_WHAT YOU ARE ASKED TO DO:_ Read the listing below and copy out every line that holds "resources".

_DATA FOR THIS EXERCISE:_

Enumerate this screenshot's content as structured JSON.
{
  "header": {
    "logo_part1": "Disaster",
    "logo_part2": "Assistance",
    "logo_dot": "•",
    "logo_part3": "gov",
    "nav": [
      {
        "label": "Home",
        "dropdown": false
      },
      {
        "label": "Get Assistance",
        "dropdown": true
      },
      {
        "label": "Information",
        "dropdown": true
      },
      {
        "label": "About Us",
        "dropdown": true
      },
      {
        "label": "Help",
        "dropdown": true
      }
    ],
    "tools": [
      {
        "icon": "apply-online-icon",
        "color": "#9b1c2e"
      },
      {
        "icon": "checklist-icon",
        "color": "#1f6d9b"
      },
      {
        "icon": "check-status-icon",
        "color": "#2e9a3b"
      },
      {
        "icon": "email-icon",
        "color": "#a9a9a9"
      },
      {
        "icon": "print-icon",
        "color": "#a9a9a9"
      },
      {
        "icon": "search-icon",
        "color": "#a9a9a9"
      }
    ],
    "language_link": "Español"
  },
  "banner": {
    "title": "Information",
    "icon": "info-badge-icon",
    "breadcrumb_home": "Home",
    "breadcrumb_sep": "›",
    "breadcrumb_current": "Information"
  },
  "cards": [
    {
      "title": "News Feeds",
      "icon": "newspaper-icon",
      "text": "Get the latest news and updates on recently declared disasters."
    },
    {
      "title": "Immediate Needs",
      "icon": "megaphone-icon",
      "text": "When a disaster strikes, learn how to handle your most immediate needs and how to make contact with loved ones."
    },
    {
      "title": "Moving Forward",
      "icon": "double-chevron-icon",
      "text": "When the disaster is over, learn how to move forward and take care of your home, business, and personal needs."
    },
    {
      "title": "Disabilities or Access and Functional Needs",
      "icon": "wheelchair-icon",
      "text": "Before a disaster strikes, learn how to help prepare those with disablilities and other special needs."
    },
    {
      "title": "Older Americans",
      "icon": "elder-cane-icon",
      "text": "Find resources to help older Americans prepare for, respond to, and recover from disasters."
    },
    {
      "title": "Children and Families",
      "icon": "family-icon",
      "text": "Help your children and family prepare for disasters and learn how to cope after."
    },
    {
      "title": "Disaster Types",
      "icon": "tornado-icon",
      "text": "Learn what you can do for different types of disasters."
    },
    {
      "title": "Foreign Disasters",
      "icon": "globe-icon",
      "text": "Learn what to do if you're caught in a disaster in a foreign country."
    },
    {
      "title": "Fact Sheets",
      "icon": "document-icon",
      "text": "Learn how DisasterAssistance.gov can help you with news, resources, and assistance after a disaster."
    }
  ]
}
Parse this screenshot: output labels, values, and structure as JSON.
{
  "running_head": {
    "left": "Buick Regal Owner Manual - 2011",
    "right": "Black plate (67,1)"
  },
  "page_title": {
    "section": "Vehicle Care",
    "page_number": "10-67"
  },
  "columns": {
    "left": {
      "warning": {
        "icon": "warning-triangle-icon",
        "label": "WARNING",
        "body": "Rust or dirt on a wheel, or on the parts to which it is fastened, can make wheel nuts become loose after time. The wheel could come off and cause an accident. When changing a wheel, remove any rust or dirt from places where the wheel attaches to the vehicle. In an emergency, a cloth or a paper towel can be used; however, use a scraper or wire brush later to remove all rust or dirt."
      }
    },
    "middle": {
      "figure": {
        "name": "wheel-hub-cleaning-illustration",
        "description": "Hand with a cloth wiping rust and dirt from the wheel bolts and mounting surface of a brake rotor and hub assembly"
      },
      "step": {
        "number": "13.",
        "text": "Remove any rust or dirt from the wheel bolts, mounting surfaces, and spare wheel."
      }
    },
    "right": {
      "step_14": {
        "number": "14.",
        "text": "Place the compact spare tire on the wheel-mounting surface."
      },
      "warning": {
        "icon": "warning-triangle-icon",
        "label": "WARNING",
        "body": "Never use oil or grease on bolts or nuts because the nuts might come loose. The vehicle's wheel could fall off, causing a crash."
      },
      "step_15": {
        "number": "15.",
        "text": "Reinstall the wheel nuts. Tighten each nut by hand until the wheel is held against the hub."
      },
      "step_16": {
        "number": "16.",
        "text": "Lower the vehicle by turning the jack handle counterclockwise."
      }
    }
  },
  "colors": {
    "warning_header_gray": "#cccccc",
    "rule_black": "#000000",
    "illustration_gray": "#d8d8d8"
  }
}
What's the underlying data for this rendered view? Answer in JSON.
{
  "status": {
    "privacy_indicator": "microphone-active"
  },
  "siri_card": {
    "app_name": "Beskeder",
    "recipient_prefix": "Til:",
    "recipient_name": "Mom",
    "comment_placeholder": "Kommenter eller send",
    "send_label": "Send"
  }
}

_TASK RESULT:_
      "text": "Find resources to help older Americans prepare for, respond to, and recover from disasters."
      "text": "Learn how DisasterAssistance.gov can help you with news, resources, and assistance after a disaster."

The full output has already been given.